# RECORDS TO USE
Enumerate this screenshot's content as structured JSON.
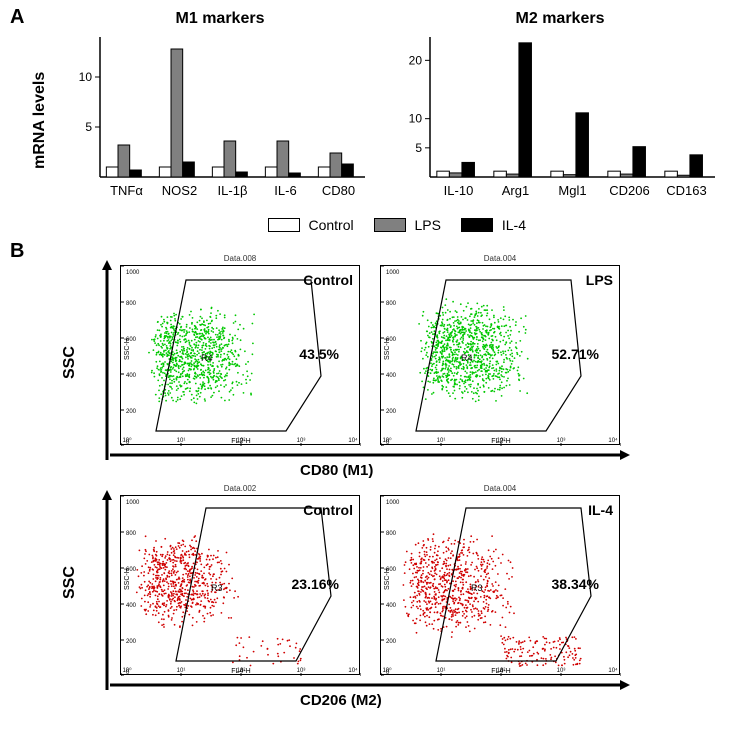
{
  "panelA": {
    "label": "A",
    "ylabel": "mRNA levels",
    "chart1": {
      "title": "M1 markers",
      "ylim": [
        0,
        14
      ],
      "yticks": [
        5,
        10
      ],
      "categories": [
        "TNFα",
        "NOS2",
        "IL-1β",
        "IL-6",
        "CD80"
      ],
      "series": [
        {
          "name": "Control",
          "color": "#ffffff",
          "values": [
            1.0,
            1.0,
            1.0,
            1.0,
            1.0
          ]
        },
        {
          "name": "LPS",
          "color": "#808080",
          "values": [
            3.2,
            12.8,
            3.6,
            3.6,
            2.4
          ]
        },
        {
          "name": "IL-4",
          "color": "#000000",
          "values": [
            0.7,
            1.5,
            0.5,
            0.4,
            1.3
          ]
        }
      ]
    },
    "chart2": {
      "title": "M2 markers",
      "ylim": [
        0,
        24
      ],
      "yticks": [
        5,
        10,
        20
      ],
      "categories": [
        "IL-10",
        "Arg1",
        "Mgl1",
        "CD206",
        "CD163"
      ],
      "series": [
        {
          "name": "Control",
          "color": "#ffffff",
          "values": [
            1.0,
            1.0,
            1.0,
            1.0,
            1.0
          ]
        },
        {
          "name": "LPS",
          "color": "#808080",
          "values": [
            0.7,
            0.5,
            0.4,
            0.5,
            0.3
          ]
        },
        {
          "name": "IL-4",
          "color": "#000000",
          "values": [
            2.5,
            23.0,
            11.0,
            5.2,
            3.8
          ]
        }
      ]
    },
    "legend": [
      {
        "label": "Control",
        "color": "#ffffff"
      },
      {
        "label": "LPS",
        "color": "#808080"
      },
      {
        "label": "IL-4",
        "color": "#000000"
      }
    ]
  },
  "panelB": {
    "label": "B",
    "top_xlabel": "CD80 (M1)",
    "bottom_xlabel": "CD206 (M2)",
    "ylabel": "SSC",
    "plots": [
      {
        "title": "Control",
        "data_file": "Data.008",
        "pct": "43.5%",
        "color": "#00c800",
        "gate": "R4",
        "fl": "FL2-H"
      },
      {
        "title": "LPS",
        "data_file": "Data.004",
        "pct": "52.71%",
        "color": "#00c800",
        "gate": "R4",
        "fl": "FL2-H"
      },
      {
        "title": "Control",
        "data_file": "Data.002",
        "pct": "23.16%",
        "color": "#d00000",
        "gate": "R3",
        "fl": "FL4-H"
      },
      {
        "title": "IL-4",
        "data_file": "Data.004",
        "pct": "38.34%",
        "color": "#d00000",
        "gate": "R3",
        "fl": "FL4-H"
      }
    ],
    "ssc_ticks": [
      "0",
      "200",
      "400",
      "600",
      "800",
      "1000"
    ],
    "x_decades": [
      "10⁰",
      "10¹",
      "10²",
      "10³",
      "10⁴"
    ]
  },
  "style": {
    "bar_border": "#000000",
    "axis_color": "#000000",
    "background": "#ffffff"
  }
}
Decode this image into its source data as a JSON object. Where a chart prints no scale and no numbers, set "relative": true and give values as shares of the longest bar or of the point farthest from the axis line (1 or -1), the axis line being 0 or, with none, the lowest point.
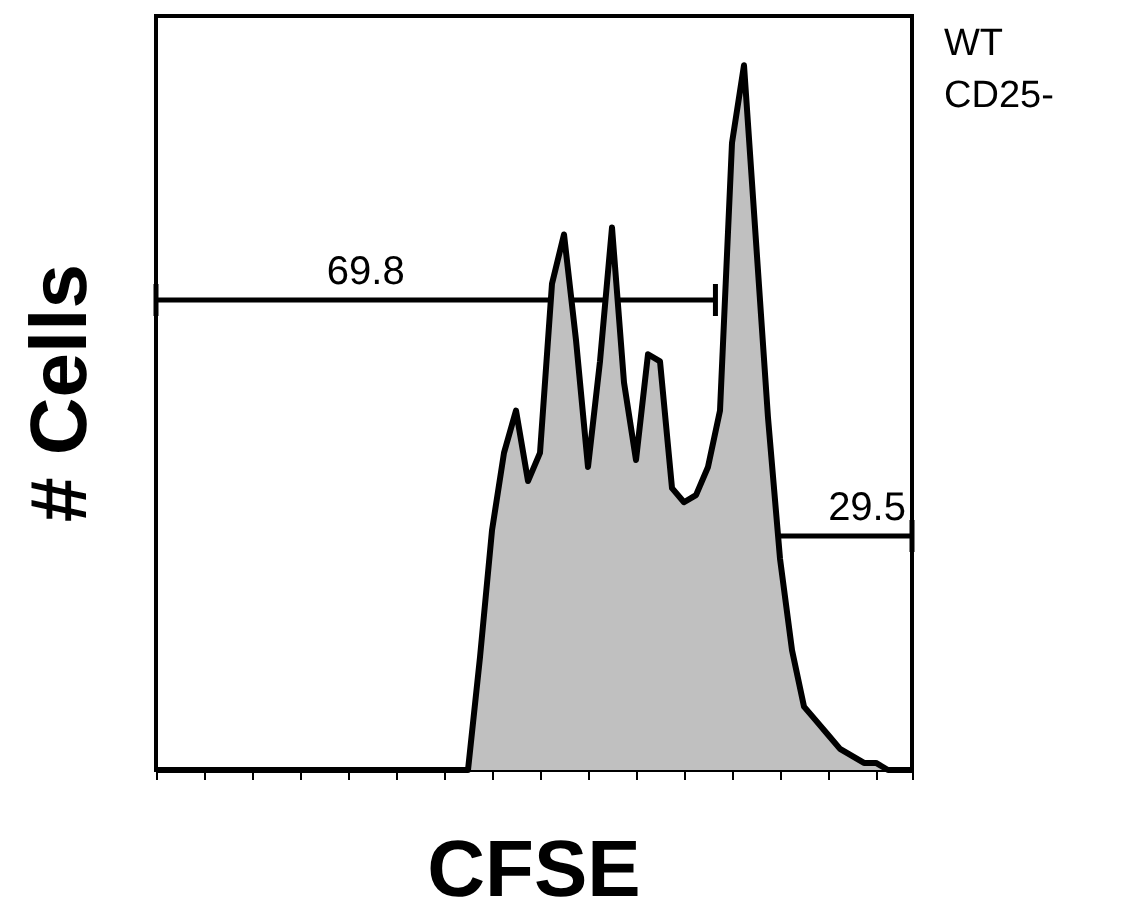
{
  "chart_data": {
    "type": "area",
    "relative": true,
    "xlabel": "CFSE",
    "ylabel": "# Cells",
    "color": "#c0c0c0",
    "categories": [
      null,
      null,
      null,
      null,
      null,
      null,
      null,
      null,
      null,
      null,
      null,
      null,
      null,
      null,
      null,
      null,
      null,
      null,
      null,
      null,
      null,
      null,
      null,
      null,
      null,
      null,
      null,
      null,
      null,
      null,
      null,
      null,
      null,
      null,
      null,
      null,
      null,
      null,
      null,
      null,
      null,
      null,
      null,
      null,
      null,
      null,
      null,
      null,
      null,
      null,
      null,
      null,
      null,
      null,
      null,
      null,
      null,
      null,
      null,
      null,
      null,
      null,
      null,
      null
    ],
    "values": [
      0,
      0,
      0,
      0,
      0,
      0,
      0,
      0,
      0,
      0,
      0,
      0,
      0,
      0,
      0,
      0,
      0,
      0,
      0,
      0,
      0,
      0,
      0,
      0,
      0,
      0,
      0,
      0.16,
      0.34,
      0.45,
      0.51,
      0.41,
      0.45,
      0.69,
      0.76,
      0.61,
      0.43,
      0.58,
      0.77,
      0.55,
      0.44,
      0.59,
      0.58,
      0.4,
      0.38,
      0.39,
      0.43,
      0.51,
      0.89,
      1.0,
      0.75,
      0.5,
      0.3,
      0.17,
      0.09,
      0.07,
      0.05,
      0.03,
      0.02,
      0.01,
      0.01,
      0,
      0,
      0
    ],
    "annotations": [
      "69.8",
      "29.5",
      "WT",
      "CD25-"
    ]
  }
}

# TASK STATEMENT
Print the entire listing above verbatim. No picture should be included.

# ANSWER BELOW
Enumerate this screenshot's content as structured JSON.
{
  "panelA": {
    "label": "A",
    "ylabel": "mRNA levels",
    "chart1": {
      "title": "M1 markers",
      "ylim": [
        0,
        14
      ],
      "yticks": [
        5,
        10
      ],
      "categories": [
        "TNFα",
        "NOS2",
        "IL-1β",
        "IL-6",
        "CD80"
      ],
      "series": [
        {
          "name": "Control",
          "color": "#ffffff",
          "values": [
            1.0,
            1.0,
            1.0,
            1.0,
            1.0
          ]
        },
        {
          "name": "LPS",
          "color": "#808080",
          "values": [
            3.2,
            12.8,
            3.6,
            3.6,
            2.4
          ]
        },
        {
          "name": "IL-4",
          "color": "#000000",
          "values": [
            0.7,
            1.5,
            0.5,
            0.4,
            1.3
          ]
        }
      ]
    },
    "chart2": {
      "title": "M2 markers",
      "ylim": [
        0,
        24
      ],
      "yticks": [
        5,
        10,
        20
      ],
      "categories": [
        "IL-10",
        "Arg1",
        "Mgl1",
        "CD206",
        "CD163"
      ],
      "series": [
        {
          "name": "Control",
          "color": "#ffffff",
          "values": [
            1.0,
            1.0,
            1.0,
            1.0,
            1.0
          ]
        },
        {
          "name": "LPS",
          "color": "#808080",
          "values": [
            0.7,
            0.5,
            0.4,
            0.5,
            0.3
          ]
        },
        {
          "name": "IL-4",
          "color": "#000000",
          "values": [
            2.5,
            23.0,
            11.0,
            5.2,
            3.8
          ]
        }
      ]
    },
    "legend": [
      {
        "label": "Control",
        "color": "#ffffff"
      },
      {
        "label": "LPS",
        "color": "#808080"
      },
      {
        "label": "IL-4",
        "color": "#000000"
      }
    ]
  },
  "panelB": {
    "label": "B",
    "top_xlabel": "CD80 (M1)",
    "bottom_xlabel": "CD206 (M2)",
    "ylabel": "SSC",
    "plots": [
      {
        "title": "Control",
        "data_file": "Data.008",
        "pct": "43.5%",
        "color": "#00c800",
        "gate": "R4",
        "fl": "FL2-H"
      },
      {
        "title": "LPS",
        "data_file": "Data.004",
        "pct": "52.71%",
        "color": "#00c800",
        "gate": "R4",
        "fl": "FL2-H"
      },
      {
        "title": "Control",
        "data_file": "Data.002",
        "pct": "23.16%",
        "color": "#d00000",
        "gate": "R3",
        "fl": "FL4-H"
      },
      {
        "title": "IL-4",
        "data_file": "Data.004",
        "pct": "38.34%",
        "color": "#d00000",
        "gate": "R3",
        "fl": "FL4-H"
      }
    ],
    "ssc_ticks": [
      "0",
      "200",
      "400",
      "600",
      "800",
      "1000"
    ],
    "x_decades": [
      "10⁰",
      "10¹",
      "10²",
      "10³",
      "10⁴"
    ]
  },
  "style": {
    "bar_border": "#000000",
    "axis_color": "#000000",
    "background": "#ffffff"
  }
}
Decode this image into its source data as a JSON object. Where a chart prints no scale and no numbers, set "relative": true and give values as shares of the longest bar or of the point farthest from the axis line (1 or -1), the axis line being 0 or, with none, the lowest point.
{
  "chart_data": {
    "type": "area",
    "relative": true,
    "xlabel": "CFSE",
    "ylabel": "# Cells",
    "color": "#c0c0c0",
    "categories": [
      null,
      null,
      null,
      null,
      null,
      null,
      null,
      null,
      null,
      null,
      null,
      null,
      null,
      null,
      null,
      null,
      null,
      null,
      null,
      null,
      null,
      null,
      null,
      null,
      null,
      null,
      null,
      null,
      null,
      null,
      null,
      null,
      null,
      null,
      null,
      null,
      null,
      null,
      null,
      null,
      null,
      null,
      null,
      null,
      null,
      null,
      null,
      null,
      null,
      null,
      null,
      null,
      null,
      null,
      null,
      null,
      null,
      null,
      null,
      null,
      null,
      null,
      null,
      null
    ],
    "values": [
      0,
      0,
      0,
      0,
      0,
      0,
      0,
      0,
      0,
      0,
      0,
      0,
      0,
      0,
      0,
      0,
      0,
      0,
      0,
      0,
      0,
      0,
      0,
      0,
      0,
      0,
      0,
      0.16,
      0.34,
      0.45,
      0.51,
      0.41,
      0.45,
      0.69,
      0.76,
      0.61,
      0.43,
      0.58,
      0.77,
      0.55,
      0.44,
      0.59,
      0.58,
      0.4,
      0.38,
      0.39,
      0.43,
      0.51,
      0.89,
      1.0,
      0.75,
      0.5,
      0.3,
      0.17,
      0.09,
      0.07,
      0.05,
      0.03,
      0.02,
      0.01,
      0.01,
      0,
      0,
      0
    ],
    "annotations": [
      "69.8",
      "29.5",
      "WT",
      "CD25-"
    ]
  }
}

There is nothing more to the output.